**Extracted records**
▬▬▬▬▬▬

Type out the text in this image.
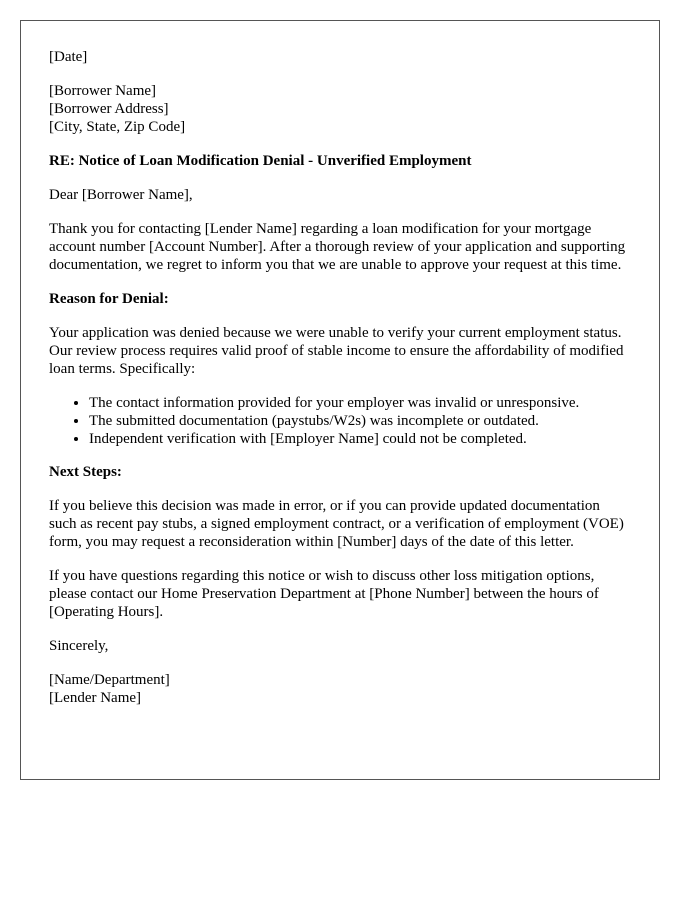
[Date]

[Borrower Name]
[Borrower Address]
[City, State, Zip Code]

RE: Notice of Loan Modification Denial - Unverified Employment

Dear [Borrower Name],

Thank you for contacting [Lender Name] regarding a loan modification for your mortgage account number [Account Number]. After a thorough review of your application and supporting documentation, we regret to inform you that we are unable to approve your request at this time.

Reason for Denial:

Your application was denied because we were unable to verify your current employment status. Our review process requires valid proof of stable income to ensure the affordability of modified loan terms. Specifically:

• The contact information provided for your employer was invalid or unresponsive.
• The submitted documentation (paystubs/W2s) was incomplete or outdated.
• Independent verification with [Employer Name] could not be completed.

Next Steps:

If you believe this decision was made in error, or if you can provide updated documentation such as recent pay stubs, a signed employment contract, or a verification of employment (VOE) form, you may request a reconsideration within [Number] days of the date of this letter.

If you have questions regarding this notice or wish to discuss other loss mitigation options, please contact our Home Preservation Department at [Phone Number] between the hours of [Operating Hours].

Sincerely,

[Name/Department]
[Lender Name]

▬▬▬▬▬▬

**Description of the task**
All the material shown above is to be copied exactly, with no pictures carried over.

**Right answer**
Type out the text in this image.
[Date]

[Borrower Name]
[Borrower Address]
[City, State, Zip Code]

RE: Notice of Loan Modification Denial - Unverified Employment

Dear [Borrower Name],

Thank you for contacting [Lender Name] regarding a loan modification for your mortgage account number [Account Number]. After a thorough review of your application and supporting documentation, we regret to inform you that we are unable to approve your request at this time.

Reason for Denial:

Your application was denied because we were unable to verify your current employment status. Our review process requires valid proof of stable income to ensure the affordability of modified loan terms. Specifically:

• The contact information provided for your employer was invalid or unresponsive.
• The submitted documentation (paystubs/W2s) was incomplete or outdated.
• Independent verification with [Employer Name] could not be completed.

Next Steps:

If you believe this decision was made in error, or if you can provide updated documentation such as recent pay stubs, a signed employment contract, or a verification of employment (VOE) form, you may request a reconsideration within [Number] days of the date of this letter.

If you have questions regarding this notice or wish to discuss other loss mitigation options, please contact our Home Preservation Department at [Phone Number] between the hours of [Operating Hours].

Sincerely,

[Name/Department]
[Lender Name]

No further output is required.